- Written exercise -
List the lines of this listing that hold the word "content".

- Recorded data -

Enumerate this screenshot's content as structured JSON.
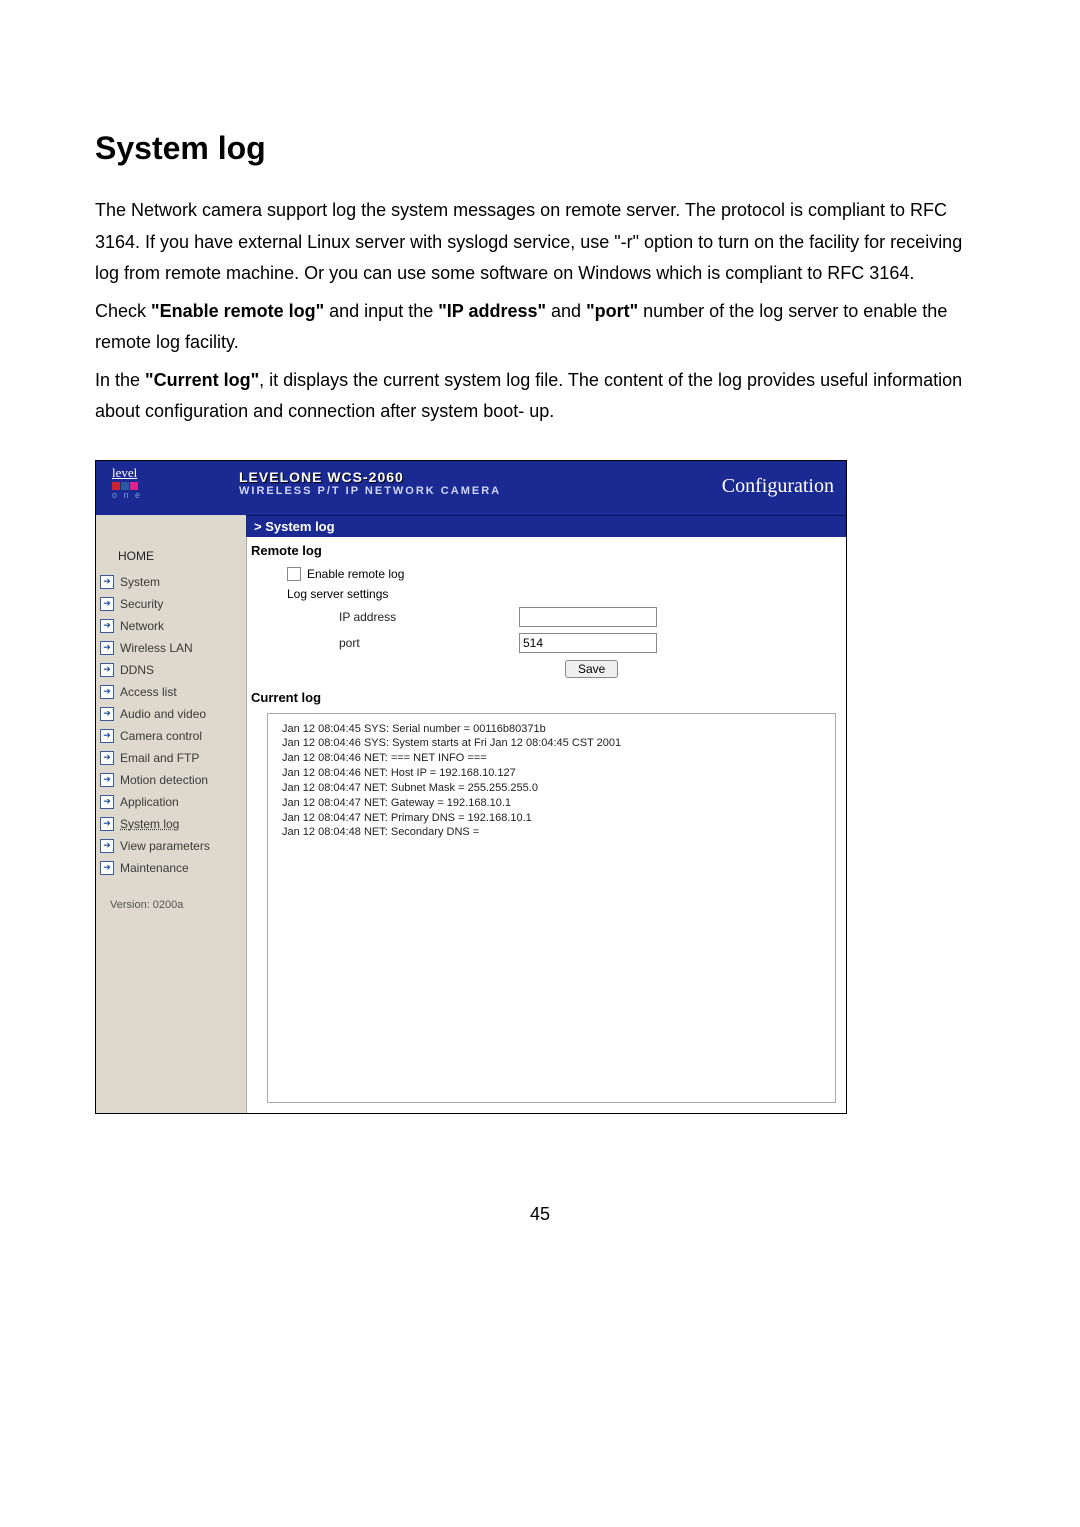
{
  "doc": {
    "title": "System log",
    "para1": "The Network camera support log the system messages on remote server. The protocol is compliant to RFC 3164. If you have external Linux server with syslogd service, use \"-r\" option to turn on the facility for receiving log from remote machine. Or you can use some software on Windows which is compliant to RFC 3164.",
    "para2_pre": "Check ",
    "para2_b1": "\"Enable remote log\"",
    "para2_mid1": " and input the ",
    "para2_b2": "\"IP address\"",
    "para2_mid2": " and ",
    "para2_b3": "\"port\"",
    "para2_post": " number of the log server to enable the remote log facility.",
    "para3_pre": "In the ",
    "para3_b1": "\"Current log\"",
    "para3_post": ", it displays the current system log file. The content of the log provides useful information about configuration and connection after system boot- up.",
    "page_number": "45"
  },
  "ui": {
    "logo_brand": "level",
    "logo_one": "o n e",
    "model": "LEVELONE WCS-2060",
    "subtitle": "WIRELESS P/T IP NETWORK CAMERA",
    "config_label": "Configuration",
    "breadcrumb": "> System log",
    "home": "HOME",
    "nav": [
      "System",
      "Security",
      "Network",
      "Wireless LAN",
      "DDNS",
      "Access list",
      "Audio and video",
      "Camera control",
      "Email and FTP",
      "Motion detection",
      "Application",
      "System log",
      "View parameters",
      "Maintenance"
    ],
    "active_index": 11,
    "version": "Version: 0200a",
    "section_remote": "Remote log",
    "enable_label": "Enable remote log",
    "log_server_label": "Log server settings",
    "ip_label": "IP address",
    "ip_value": "",
    "port_label": "port",
    "port_value": "514",
    "save_label": "Save",
    "section_current": "Current log",
    "log_lines": "Jan 12 08:04:45 SYS: Serial number = 00116b80371b\nJan 12 08:04:46 SYS: System starts at Fri Jan 12 08:04:45 CST 2001\nJan 12 08:04:46 NET: === NET INFO ===\nJan 12 08:04:46 NET: Host IP = 192.168.10.127\nJan 12 08:04:47 NET: Subnet Mask = 255.255.255.0\nJan 12 08:04:47 NET: Gateway = 192.168.10.1\nJan 12 08:04:47 NET: Primary DNS = 192.168.10.1\nJan 12 08:04:48 NET: Secondary DNS ="
  }
}
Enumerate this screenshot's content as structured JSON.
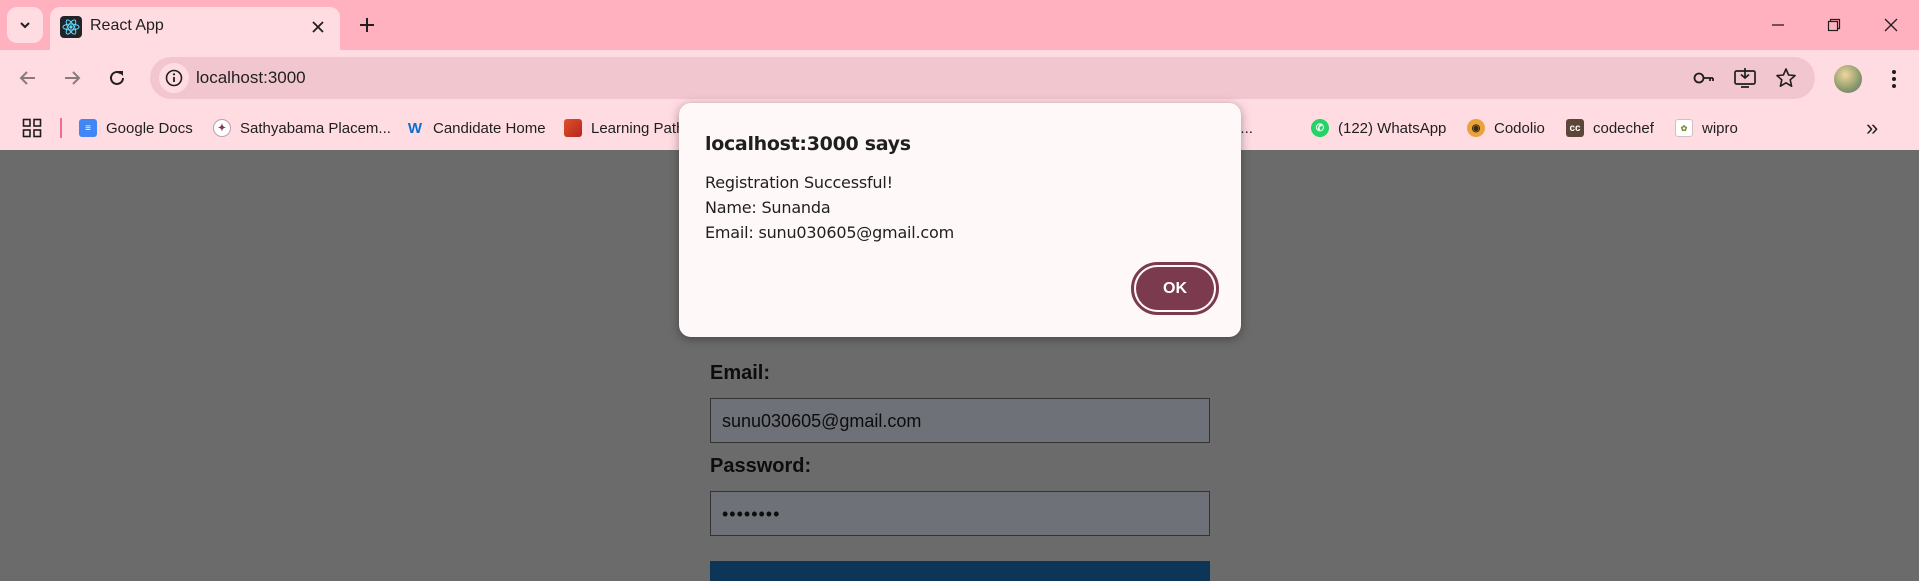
{
  "browser": {
    "tab": {
      "title": "React App"
    },
    "address": {
      "url": "localhost:3000"
    },
    "bookmarks": [
      {
        "label": "Google Docs",
        "icon": "google-docs-icon"
      },
      {
        "label": "Sathyabama Placem...",
        "icon": "sathyabama-icon"
      },
      {
        "label": "Candidate Home",
        "icon": "workday-icon"
      },
      {
        "label": "Learning Path",
        "icon": "learning-path-icon"
      },
      {
        "label": "io Te...",
        "icon": ""
      },
      {
        "label": "(122) WhatsApp",
        "icon": "whatsapp-icon"
      },
      {
        "label": "Codolio",
        "icon": "codolio-icon"
      },
      {
        "label": "codechef",
        "icon": "codechef-icon"
      },
      {
        "label": "wipro",
        "icon": "wipro-icon"
      }
    ],
    "overflow": "»"
  },
  "form": {
    "email_label": "Email:",
    "email_value": "sunu030605@gmail.com",
    "password_label": "Password:",
    "password_value": "••••••••"
  },
  "dialog": {
    "title": "localhost:3000 says",
    "line1": "Registration Successful!",
    "line2": "Name: Sunanda",
    "line3": "Email: sunu030605@gmail.com",
    "ok_label": "OK"
  },
  "colors": {
    "titlebar": "#ffb1bf",
    "toolbar": "#ffdbe2",
    "dialog_button": "#7b3a4d",
    "overlay": "#6b6b6b"
  }
}
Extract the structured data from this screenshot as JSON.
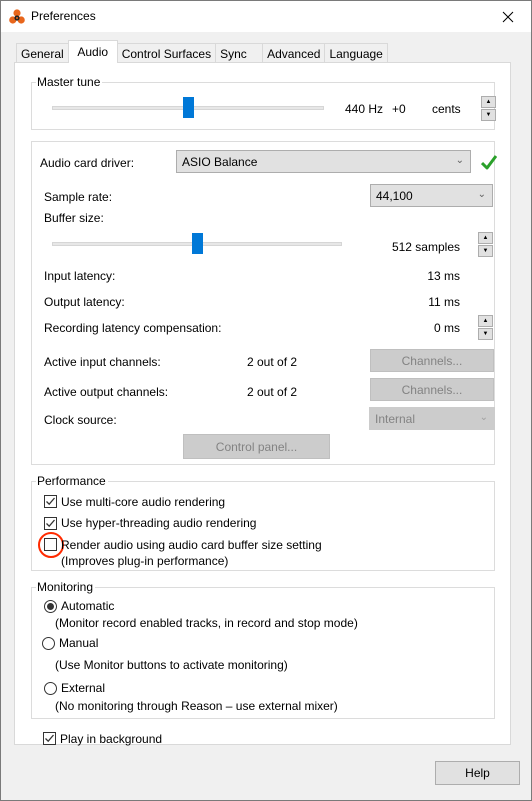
{
  "window": {
    "title": "Preferences"
  },
  "tabs": [
    {
      "label": "General",
      "active": false
    },
    {
      "label": "Audio",
      "active": true
    },
    {
      "label": "Control Surfaces",
      "active": false
    },
    {
      "label": "Sync",
      "active": false
    },
    {
      "label": "Advanced",
      "active": false
    },
    {
      "label": "Language",
      "active": false
    }
  ],
  "master_tune": {
    "label": "Master tune",
    "hz": "440 Hz",
    "offset": "+0",
    "unit": "cents",
    "slider_position": 0.5
  },
  "audio_device": {
    "driver_label": "Audio card driver:",
    "driver_value": "ASIO Balance",
    "driver_status": "ok",
    "status_color": "#2aa02a",
    "sample_rate_label": "Sample rate:",
    "sample_rate_value": "44,100",
    "buffer_size_label": "Buffer size:",
    "buffer_size_value": "512 samples",
    "buffer_slider_position": 0.5,
    "input_latency_label": "Input latency:",
    "input_latency_value": "13 ms",
    "output_latency_label": "Output latency:",
    "output_latency_value": "11 ms",
    "rec_comp_label": "Recording latency compensation:",
    "rec_comp_value": "0 ms",
    "active_inputs_label": "Active input channels:",
    "active_inputs_value": "2 out of 2",
    "active_outputs_label": "Active output channels:",
    "active_outputs_value": "2 out of 2",
    "channels_button": "Channels...",
    "clock_source_label": "Clock source:",
    "clock_source_value": "Internal",
    "control_panel_button": "Control panel..."
  },
  "performance": {
    "label": "Performance",
    "options": [
      {
        "label": "Use multi-core audio rendering",
        "checked": true
      },
      {
        "label": "Use hyper-threading audio rendering",
        "checked": true
      },
      {
        "label": "Render audio using audio card buffer size setting",
        "checked": false,
        "note": "(Improves plug-in performance)"
      }
    ]
  },
  "monitoring": {
    "label": "Monitoring",
    "options": [
      {
        "label": "Automatic",
        "selected": true,
        "note": "(Monitor record enabled tracks, in record and stop mode)"
      },
      {
        "label": "Manual",
        "selected": false,
        "note": "(Use Monitor buttons to activate monitoring)"
      },
      {
        "label": "External",
        "selected": false,
        "note": "(No monitoring through Reason – use external mixer)"
      }
    ]
  },
  "play_in_background": {
    "label": "Play in background",
    "checked": true
  },
  "footer": {
    "help_button": "Help"
  },
  "colors": {
    "accent": "#0078d7",
    "highlight_ring": "#ff2a00"
  }
}
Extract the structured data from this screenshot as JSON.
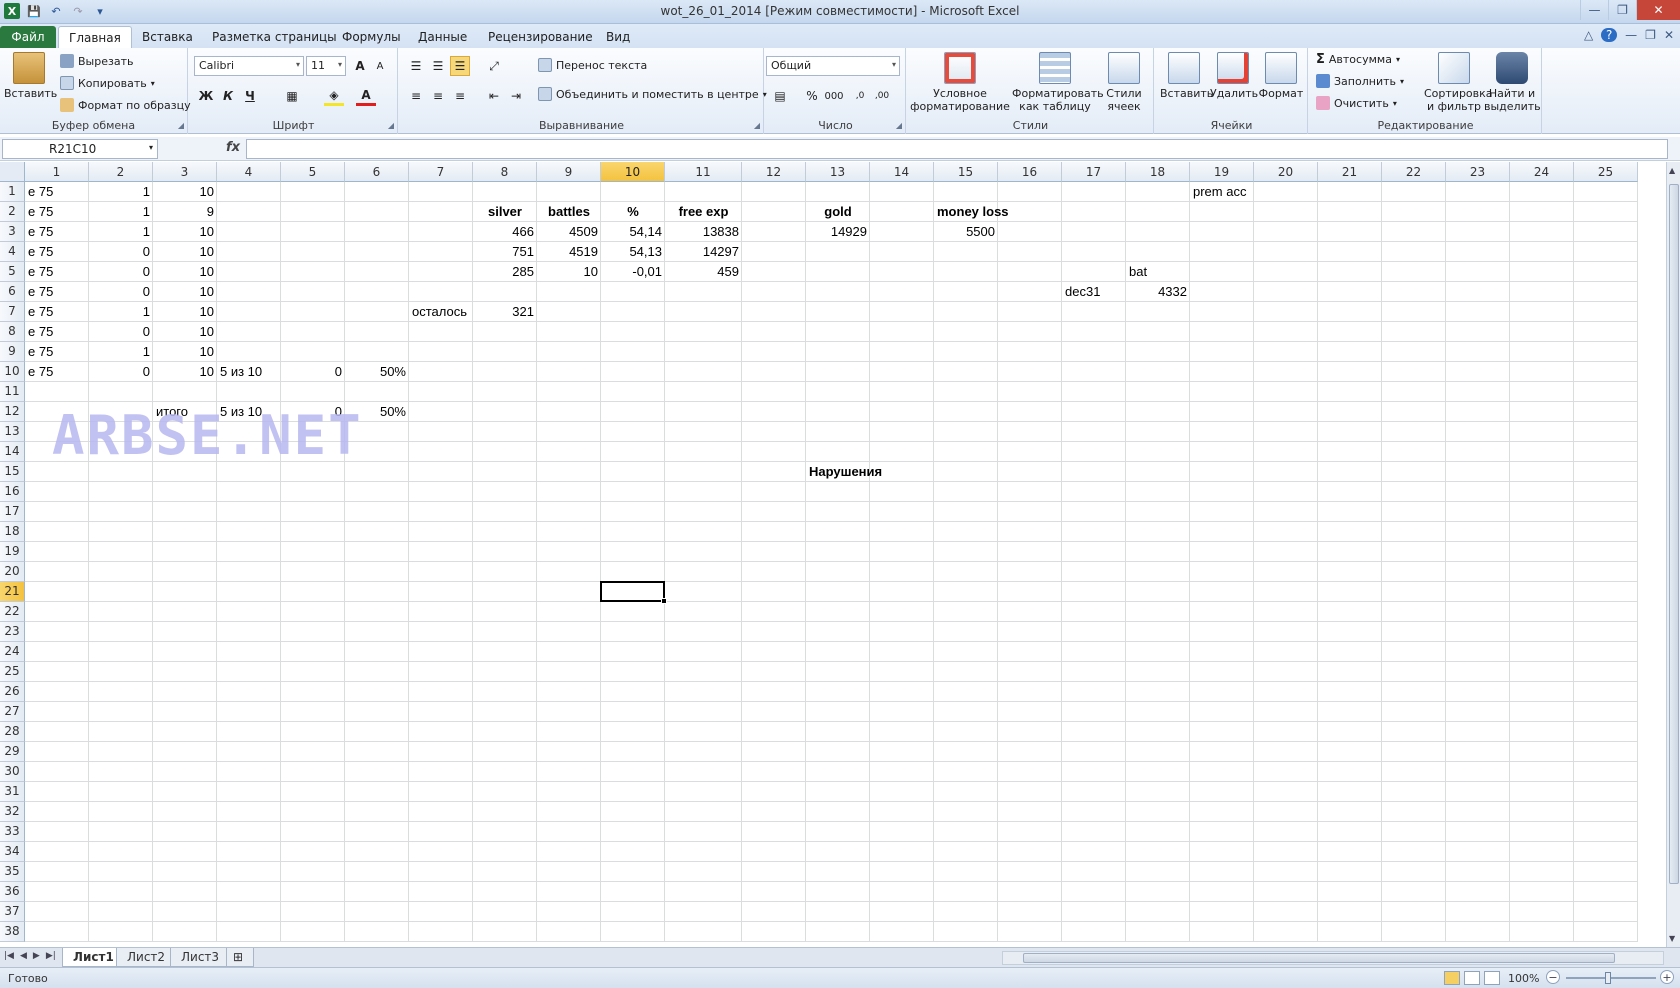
{
  "window": {
    "title": "wot_26_01_2014  [Режим совместимости]  -  Microsoft Excel"
  },
  "qat": {
    "logo": "X",
    "save_icon": "💾",
    "undo_icon": "↶",
    "redo_icon": "↷",
    "customize_icon": "▾"
  },
  "window_buttons": {
    "minimize": "—",
    "maximize": "❐",
    "close": "✕"
  },
  "tabs": [
    "Файл",
    "Главная",
    "Вставка",
    "Разметка страницы",
    "Формулы",
    "Данные",
    "Рецензирование",
    "Вид"
  ],
  "tab_controls": {
    "minimize_ribbon": "△",
    "help": "?",
    "min": "—",
    "restore": "❐",
    "close": "✕"
  },
  "ribbon": {
    "clipboard": {
      "title": "Буфер обмена",
      "paste": "Вставить",
      "cut": "Вырезать",
      "copy": "Копировать",
      "format_painter": "Формат по образцу"
    },
    "font": {
      "title": "Шрифт",
      "name": "Calibri",
      "size": "11",
      "bold": "Ж",
      "italic": "К",
      "underline": "Ч",
      "grow": "A",
      "shrink": "A"
    },
    "alignment": {
      "title": "Выравнивание",
      "wrap": "Перенос текста",
      "merge": "Объединить и поместить в центре"
    },
    "number": {
      "title": "Число",
      "format": "Общий",
      "percent": "%",
      "thousands": "000",
      "inc_decimal": ",0",
      "dec_decimal": ",00"
    },
    "styles": {
      "title": "Стили",
      "conditional": "Условное форматирование",
      "as_table": "Форматировать как таблицу",
      "cell_styles": "Стили ячеек"
    },
    "cells": {
      "title": "Ячейки",
      "insert": "Вставить",
      "delete": "Удалить",
      "format": "Формат"
    },
    "editing": {
      "title": "Редактирование",
      "autosum": "Автосумма",
      "fill": "Заполнить",
      "clear": "Очистить",
      "sort": "Сортировка и фильтр",
      "find": "Найти и выделить"
    }
  },
  "formula_bar": {
    "name_box": "R21C10",
    "fx": "fx",
    "content": ""
  },
  "columns": [
    "1",
    "2",
    "3",
    "4",
    "5",
    "6",
    "7",
    "8",
    "9",
    "10",
    "11",
    "12",
    "13",
    "14",
    "15",
    "16",
    "17",
    "18",
    "19",
    "20",
    "21",
    "22",
    "23",
    "24",
    "25"
  ],
  "rows": [
    "1",
    "2",
    "3",
    "4",
    "5",
    "6",
    "7",
    "8",
    "9",
    "10",
    "11",
    "12",
    "13",
    "14",
    "15",
    "16",
    "17",
    "18",
    "19",
    "20",
    "21",
    "22",
    "23",
    "24",
    "25",
    "26",
    "27",
    "28",
    "29",
    "30",
    "31",
    "32",
    "33",
    "34",
    "35",
    "36",
    "37",
    "38"
  ],
  "selected": {
    "row": "21",
    "col": "10"
  },
  "cells": [
    {
      "r": 1,
      "c": 1,
      "v": "e 75",
      "a": "l"
    },
    {
      "r": 1,
      "c": 2,
      "v": "1",
      "a": "r"
    },
    {
      "r": 1,
      "c": 3,
      "v": "10",
      "a": "r"
    },
    {
      "r": 1,
      "c": 19,
      "v": "prem acc",
      "a": "l"
    },
    {
      "r": 2,
      "c": 1,
      "v": "e 75",
      "a": "l"
    },
    {
      "r": 2,
      "c": 2,
      "v": "1",
      "a": "r"
    },
    {
      "r": 2,
      "c": 3,
      "v": "9",
      "a": "r"
    },
    {
      "r": 2,
      "c": 8,
      "v": "silver",
      "a": "c",
      "b": true
    },
    {
      "r": 2,
      "c": 9,
      "v": "battles",
      "a": "c",
      "b": true
    },
    {
      "r": 2,
      "c": 10,
      "v": "%",
      "a": "c",
      "b": true
    },
    {
      "r": 2,
      "c": 11,
      "v": "free exp",
      "a": "c",
      "b": true
    },
    {
      "r": 2,
      "c": 13,
      "v": "gold",
      "a": "c",
      "b": true
    },
    {
      "r": 2,
      "c": 15,
      "v": "money loss",
      "a": "c",
      "b": true
    },
    {
      "r": 3,
      "c": 1,
      "v": "e 75",
      "a": "l"
    },
    {
      "r": 3,
      "c": 2,
      "v": "1",
      "a": "r"
    },
    {
      "r": 3,
      "c": 3,
      "v": "10",
      "a": "r"
    },
    {
      "r": 3,
      "c": 8,
      "v": "466",
      "a": "r"
    },
    {
      "r": 3,
      "c": 9,
      "v": "4509",
      "a": "r"
    },
    {
      "r": 3,
      "c": 10,
      "v": "54,14",
      "a": "r"
    },
    {
      "r": 3,
      "c": 11,
      "v": "13838",
      "a": "r"
    },
    {
      "r": 3,
      "c": 13,
      "v": "14929",
      "a": "r"
    },
    {
      "r": 3,
      "c": 15,
      "v": "5500",
      "a": "r"
    },
    {
      "r": 4,
      "c": 1,
      "v": "e 75",
      "a": "l"
    },
    {
      "r": 4,
      "c": 2,
      "v": "0",
      "a": "r"
    },
    {
      "r": 4,
      "c": 3,
      "v": "10",
      "a": "r"
    },
    {
      "r": 4,
      "c": 8,
      "v": "751",
      "a": "r"
    },
    {
      "r": 4,
      "c": 9,
      "v": "4519",
      "a": "r"
    },
    {
      "r": 4,
      "c": 10,
      "v": "54,13",
      "a": "r"
    },
    {
      "r": 4,
      "c": 11,
      "v": "14297",
      "a": "r"
    },
    {
      "r": 5,
      "c": 1,
      "v": "e 75",
      "a": "l"
    },
    {
      "r": 5,
      "c": 2,
      "v": "0",
      "a": "r"
    },
    {
      "r": 5,
      "c": 3,
      "v": "10",
      "a": "r"
    },
    {
      "r": 5,
      "c": 8,
      "v": "285",
      "a": "r"
    },
    {
      "r": 5,
      "c": 9,
      "v": "10",
      "a": "r"
    },
    {
      "r": 5,
      "c": 10,
      "v": "-0,01",
      "a": "r"
    },
    {
      "r": 5,
      "c": 11,
      "v": "459",
      "a": "r"
    },
    {
      "r": 5,
      "c": 18,
      "v": "bat",
      "a": "l"
    },
    {
      "r": 6,
      "c": 1,
      "v": "e 75",
      "a": "l"
    },
    {
      "r": 6,
      "c": 2,
      "v": "0",
      "a": "r"
    },
    {
      "r": 6,
      "c": 3,
      "v": "10",
      "a": "r"
    },
    {
      "r": 6,
      "c": 17,
      "v": "dec31",
      "a": "l"
    },
    {
      "r": 6,
      "c": 18,
      "v": "4332",
      "a": "r"
    },
    {
      "r": 7,
      "c": 1,
      "v": "e 75",
      "a": "l"
    },
    {
      "r": 7,
      "c": 2,
      "v": "1",
      "a": "r"
    },
    {
      "r": 7,
      "c": 3,
      "v": "10",
      "a": "r"
    },
    {
      "r": 7,
      "c": 7,
      "v": "осталось",
      "a": "l"
    },
    {
      "r": 7,
      "c": 8,
      "v": "321",
      "a": "r"
    },
    {
      "r": 8,
      "c": 1,
      "v": "e 75",
      "a": "l"
    },
    {
      "r": 8,
      "c": 2,
      "v": "0",
      "a": "r"
    },
    {
      "r": 8,
      "c": 3,
      "v": "10",
      "a": "r"
    },
    {
      "r": 9,
      "c": 1,
      "v": "e 75",
      "a": "l"
    },
    {
      "r": 9,
      "c": 2,
      "v": "1",
      "a": "r"
    },
    {
      "r": 9,
      "c": 3,
      "v": "10",
      "a": "r"
    },
    {
      "r": 10,
      "c": 1,
      "v": "e 75",
      "a": "l"
    },
    {
      "r": 10,
      "c": 2,
      "v": "0",
      "a": "r"
    },
    {
      "r": 10,
      "c": 3,
      "v": "10",
      "a": "r"
    },
    {
      "r": 10,
      "c": 4,
      "v": "5 из 10",
      "a": "l"
    },
    {
      "r": 10,
      "c": 5,
      "v": "0",
      "a": "r"
    },
    {
      "r": 10,
      "c": 6,
      "v": "50%",
      "a": "r"
    },
    {
      "r": 12,
      "c": 3,
      "v": "итого",
      "a": "l"
    },
    {
      "r": 12,
      "c": 4,
      "v": "5 из 10",
      "a": "l"
    },
    {
      "r": 12,
      "c": 5,
      "v": "0",
      "a": "r"
    },
    {
      "r": 12,
      "c": 6,
      "v": "50%",
      "a": "r"
    },
    {
      "r": 15,
      "c": 13,
      "v": "Нарушения",
      "a": "l",
      "b": true
    }
  ],
  "watermark": "ARBSE.NET",
  "sheet_tabs": [
    "Лист1",
    "Лист2",
    "Лист3"
  ],
  "active_sheet": "Лист1",
  "status": {
    "text": "Готово",
    "zoom": "100%"
  },
  "colors": {
    "accent": "#2a7a3f",
    "selected_header": "#f4c23e"
  }
}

- Task result -
Enumerate this screenshot's content as structured JSON.
    "para3_post": ", it displays the current system log file. The content of the log provides useful information about configuration and connection after system boot- up.",
Enumerate this screenshot's content as structured JSON.
    "content": ""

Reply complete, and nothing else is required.